Task details: Show every line below where "symbol" can be found.

Dataset entries on figures
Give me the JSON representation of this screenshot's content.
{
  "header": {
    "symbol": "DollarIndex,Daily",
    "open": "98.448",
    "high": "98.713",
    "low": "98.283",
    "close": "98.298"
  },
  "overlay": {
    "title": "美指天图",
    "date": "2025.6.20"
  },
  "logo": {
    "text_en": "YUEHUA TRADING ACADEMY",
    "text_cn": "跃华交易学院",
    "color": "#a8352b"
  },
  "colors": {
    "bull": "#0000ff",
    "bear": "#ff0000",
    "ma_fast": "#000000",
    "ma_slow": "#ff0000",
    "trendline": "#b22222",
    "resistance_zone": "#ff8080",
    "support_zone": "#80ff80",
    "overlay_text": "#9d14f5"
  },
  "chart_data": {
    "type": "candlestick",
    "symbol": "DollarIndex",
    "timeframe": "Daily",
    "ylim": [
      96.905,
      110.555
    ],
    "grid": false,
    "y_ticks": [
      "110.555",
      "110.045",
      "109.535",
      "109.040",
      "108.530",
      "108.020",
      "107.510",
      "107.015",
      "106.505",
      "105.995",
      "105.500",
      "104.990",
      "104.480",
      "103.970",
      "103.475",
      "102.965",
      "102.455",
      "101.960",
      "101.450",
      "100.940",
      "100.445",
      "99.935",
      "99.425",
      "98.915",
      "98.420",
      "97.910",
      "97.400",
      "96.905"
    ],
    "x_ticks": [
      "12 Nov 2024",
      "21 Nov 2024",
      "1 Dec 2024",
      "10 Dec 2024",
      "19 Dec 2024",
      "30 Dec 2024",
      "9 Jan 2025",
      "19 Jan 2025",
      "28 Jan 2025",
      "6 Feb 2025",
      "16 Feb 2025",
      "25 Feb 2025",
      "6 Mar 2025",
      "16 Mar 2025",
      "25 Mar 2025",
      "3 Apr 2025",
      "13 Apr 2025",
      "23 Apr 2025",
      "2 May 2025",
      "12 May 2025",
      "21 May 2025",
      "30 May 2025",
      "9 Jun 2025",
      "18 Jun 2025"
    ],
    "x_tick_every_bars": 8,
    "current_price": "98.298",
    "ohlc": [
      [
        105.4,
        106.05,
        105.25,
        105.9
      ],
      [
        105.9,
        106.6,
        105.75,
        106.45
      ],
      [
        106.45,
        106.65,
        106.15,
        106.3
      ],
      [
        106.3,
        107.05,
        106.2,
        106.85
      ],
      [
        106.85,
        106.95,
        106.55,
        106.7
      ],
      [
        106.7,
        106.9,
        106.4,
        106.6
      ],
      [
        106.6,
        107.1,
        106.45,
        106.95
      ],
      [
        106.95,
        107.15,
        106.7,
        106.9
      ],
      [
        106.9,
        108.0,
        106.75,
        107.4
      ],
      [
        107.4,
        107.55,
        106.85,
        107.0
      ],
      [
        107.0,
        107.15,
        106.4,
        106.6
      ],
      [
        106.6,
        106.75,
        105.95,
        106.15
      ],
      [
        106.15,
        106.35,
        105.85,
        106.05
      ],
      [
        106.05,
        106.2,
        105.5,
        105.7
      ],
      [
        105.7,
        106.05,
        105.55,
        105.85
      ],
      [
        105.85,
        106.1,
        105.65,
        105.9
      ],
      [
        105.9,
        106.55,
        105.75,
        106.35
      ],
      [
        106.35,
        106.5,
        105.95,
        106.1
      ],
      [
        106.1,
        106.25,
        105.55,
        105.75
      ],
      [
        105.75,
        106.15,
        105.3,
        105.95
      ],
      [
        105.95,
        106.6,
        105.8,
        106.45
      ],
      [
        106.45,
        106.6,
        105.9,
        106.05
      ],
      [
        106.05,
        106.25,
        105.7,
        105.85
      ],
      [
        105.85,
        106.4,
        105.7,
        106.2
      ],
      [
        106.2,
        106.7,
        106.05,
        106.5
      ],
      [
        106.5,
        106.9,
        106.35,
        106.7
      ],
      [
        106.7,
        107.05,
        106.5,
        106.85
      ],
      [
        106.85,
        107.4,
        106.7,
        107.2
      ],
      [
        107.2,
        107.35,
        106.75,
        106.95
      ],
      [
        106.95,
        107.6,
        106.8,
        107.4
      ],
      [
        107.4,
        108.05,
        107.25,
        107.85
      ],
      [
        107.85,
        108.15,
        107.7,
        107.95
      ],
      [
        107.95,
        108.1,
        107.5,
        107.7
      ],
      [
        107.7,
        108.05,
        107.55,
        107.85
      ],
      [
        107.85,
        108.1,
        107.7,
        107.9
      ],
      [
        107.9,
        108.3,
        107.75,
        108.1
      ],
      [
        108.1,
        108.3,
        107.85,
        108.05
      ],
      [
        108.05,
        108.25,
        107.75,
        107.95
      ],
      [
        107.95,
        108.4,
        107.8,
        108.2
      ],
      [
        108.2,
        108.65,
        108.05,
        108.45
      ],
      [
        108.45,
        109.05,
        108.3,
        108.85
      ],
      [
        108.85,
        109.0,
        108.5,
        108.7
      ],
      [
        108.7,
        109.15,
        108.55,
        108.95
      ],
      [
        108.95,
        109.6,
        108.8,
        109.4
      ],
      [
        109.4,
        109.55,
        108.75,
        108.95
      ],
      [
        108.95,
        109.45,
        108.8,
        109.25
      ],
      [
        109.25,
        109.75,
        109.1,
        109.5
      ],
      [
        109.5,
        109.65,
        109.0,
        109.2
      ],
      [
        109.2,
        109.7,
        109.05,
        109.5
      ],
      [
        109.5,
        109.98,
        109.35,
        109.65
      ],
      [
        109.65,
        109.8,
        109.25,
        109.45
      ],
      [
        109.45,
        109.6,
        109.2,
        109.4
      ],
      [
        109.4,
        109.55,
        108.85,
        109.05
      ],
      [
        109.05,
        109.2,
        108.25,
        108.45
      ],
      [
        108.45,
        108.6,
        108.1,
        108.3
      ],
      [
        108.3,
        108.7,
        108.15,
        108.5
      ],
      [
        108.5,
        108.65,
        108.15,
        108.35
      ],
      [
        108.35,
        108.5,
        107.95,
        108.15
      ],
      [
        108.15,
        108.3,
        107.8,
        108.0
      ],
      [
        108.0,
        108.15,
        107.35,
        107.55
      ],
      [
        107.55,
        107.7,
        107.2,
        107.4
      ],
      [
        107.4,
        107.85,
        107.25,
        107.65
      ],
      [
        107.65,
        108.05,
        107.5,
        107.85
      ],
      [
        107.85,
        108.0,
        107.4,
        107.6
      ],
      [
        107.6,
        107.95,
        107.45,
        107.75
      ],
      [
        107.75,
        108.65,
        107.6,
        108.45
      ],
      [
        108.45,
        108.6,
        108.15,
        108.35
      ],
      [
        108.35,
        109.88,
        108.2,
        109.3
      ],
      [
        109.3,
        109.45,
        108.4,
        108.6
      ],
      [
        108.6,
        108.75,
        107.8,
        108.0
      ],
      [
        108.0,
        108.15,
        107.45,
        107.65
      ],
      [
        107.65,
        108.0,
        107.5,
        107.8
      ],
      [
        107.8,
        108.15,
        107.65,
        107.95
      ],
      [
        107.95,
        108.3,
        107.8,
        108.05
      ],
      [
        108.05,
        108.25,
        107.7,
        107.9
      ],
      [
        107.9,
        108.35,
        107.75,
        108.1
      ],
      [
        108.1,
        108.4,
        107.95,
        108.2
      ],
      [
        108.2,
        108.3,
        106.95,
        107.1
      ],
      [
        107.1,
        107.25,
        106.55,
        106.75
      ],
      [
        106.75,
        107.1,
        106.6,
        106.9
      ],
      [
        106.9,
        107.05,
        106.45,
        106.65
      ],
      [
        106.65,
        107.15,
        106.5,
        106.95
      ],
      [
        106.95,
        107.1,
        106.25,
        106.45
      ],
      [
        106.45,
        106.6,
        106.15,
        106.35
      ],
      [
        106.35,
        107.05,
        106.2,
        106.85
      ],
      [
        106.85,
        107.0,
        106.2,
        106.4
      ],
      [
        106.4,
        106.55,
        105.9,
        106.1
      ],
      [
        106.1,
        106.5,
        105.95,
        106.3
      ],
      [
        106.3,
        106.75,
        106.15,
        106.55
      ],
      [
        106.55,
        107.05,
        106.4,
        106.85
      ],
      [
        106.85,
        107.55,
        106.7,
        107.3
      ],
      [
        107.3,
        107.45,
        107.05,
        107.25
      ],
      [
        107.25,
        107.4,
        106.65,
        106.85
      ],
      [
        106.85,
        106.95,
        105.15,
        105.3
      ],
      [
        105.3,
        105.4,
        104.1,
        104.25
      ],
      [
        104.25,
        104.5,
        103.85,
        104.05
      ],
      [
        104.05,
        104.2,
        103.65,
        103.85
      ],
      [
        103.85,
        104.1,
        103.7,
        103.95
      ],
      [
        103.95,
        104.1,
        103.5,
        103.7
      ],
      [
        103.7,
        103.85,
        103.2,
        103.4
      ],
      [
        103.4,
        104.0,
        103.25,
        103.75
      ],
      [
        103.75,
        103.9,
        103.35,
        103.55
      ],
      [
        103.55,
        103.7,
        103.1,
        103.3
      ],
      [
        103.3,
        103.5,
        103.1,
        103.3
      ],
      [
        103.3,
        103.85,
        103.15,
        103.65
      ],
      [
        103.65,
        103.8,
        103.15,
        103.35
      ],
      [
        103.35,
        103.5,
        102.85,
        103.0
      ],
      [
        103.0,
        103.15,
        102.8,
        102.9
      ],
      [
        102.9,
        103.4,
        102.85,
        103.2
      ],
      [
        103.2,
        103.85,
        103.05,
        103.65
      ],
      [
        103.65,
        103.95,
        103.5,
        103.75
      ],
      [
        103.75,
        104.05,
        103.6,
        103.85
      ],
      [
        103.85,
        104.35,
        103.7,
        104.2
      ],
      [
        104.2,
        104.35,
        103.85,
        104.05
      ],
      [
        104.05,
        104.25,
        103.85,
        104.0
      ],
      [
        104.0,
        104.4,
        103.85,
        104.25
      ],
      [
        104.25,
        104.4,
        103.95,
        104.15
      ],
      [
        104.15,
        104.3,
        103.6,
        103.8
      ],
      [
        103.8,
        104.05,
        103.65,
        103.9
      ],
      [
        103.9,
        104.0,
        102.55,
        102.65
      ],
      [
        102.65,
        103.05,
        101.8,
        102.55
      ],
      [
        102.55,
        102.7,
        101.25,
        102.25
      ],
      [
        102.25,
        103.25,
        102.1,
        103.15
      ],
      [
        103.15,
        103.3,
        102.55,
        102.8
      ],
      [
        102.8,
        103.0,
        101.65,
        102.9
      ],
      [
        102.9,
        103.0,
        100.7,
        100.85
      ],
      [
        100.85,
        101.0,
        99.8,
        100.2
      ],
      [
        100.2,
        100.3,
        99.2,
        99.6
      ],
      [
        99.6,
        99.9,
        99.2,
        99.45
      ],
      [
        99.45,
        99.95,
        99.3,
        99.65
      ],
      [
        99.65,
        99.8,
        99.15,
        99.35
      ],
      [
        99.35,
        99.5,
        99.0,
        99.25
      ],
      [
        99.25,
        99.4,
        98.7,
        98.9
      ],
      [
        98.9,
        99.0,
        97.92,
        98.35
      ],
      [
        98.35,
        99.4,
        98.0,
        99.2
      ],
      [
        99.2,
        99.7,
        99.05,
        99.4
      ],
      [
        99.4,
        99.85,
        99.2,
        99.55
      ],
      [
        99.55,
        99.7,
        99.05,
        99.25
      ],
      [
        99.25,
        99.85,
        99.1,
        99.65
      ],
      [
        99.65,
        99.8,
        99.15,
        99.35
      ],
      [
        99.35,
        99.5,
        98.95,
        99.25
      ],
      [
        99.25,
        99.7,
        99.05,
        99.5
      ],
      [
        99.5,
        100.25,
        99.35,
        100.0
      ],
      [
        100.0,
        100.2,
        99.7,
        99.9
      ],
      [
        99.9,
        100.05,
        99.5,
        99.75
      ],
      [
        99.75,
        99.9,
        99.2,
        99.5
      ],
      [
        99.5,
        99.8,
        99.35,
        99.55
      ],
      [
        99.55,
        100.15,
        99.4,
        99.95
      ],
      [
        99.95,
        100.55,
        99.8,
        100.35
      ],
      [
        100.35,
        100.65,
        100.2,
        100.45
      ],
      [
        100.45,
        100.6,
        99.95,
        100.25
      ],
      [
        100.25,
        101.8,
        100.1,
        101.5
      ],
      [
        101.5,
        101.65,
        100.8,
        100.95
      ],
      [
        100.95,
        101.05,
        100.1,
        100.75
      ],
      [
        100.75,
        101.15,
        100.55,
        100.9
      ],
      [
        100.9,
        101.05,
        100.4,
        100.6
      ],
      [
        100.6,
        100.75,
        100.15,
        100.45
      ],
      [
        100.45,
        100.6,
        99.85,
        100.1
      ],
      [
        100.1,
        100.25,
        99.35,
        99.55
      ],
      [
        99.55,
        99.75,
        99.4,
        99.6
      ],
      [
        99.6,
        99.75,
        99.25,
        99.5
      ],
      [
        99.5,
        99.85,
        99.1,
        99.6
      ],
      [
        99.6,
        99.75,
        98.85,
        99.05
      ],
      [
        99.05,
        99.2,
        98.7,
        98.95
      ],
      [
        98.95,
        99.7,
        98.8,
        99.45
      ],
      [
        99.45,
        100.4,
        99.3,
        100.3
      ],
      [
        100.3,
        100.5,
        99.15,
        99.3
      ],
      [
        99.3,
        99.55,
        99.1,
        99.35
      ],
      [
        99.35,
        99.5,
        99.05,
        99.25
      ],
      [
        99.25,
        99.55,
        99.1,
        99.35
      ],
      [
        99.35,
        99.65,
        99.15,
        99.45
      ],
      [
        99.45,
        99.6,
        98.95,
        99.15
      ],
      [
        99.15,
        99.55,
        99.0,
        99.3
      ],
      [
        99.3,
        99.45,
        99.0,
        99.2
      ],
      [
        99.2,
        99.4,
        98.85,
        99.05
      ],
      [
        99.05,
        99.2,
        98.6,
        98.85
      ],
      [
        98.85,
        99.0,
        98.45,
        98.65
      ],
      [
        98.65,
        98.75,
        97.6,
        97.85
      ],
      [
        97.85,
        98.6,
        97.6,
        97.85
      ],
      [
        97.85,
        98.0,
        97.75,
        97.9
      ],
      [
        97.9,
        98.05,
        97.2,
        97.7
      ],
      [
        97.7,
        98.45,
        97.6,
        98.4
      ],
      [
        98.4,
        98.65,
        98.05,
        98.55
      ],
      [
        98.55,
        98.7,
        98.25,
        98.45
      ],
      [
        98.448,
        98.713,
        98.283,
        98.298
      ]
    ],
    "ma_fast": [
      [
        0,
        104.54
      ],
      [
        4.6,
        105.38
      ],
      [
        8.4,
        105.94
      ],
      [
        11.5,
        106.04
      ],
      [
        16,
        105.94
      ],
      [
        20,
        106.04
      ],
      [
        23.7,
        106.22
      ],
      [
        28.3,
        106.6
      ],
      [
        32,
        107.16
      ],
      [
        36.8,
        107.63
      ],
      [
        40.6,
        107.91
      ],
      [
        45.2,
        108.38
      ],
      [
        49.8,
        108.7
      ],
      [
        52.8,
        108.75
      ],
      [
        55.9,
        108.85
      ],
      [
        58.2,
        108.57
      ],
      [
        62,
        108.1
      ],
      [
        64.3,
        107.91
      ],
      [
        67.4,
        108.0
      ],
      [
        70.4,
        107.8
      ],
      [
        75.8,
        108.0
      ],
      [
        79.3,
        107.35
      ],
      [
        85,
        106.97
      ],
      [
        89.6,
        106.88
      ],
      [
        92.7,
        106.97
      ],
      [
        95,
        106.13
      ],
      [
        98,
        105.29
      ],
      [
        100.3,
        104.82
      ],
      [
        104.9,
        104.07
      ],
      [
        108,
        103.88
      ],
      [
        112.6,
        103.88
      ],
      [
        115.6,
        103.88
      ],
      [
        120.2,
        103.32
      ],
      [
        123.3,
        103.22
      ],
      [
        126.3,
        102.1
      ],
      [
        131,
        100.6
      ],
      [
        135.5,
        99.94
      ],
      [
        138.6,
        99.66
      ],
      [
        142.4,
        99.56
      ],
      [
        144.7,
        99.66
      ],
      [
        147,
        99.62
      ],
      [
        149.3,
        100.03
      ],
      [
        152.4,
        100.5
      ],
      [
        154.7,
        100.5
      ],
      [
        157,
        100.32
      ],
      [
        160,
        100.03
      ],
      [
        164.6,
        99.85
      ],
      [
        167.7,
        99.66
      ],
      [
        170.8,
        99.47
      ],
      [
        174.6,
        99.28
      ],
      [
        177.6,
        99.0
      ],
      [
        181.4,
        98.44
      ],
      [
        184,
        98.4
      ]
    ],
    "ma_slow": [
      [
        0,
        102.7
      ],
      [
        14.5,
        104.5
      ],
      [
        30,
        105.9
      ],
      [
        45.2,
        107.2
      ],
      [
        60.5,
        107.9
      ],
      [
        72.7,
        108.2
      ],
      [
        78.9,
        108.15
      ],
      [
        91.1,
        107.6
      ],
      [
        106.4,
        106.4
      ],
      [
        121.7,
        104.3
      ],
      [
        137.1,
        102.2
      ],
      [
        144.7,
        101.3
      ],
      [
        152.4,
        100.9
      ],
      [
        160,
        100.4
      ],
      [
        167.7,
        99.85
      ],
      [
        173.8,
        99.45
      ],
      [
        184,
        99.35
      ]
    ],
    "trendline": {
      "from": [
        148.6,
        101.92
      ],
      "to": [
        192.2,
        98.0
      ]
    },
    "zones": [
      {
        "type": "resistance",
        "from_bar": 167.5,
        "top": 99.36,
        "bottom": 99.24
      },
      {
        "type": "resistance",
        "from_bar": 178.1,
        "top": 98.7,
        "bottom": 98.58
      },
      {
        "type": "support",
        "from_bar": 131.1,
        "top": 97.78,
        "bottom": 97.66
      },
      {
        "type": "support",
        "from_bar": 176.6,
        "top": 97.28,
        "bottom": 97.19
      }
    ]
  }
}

Solution for this task:
    "symbol": "DollarIndex,Daily",
    "symbol": "DollarIndex",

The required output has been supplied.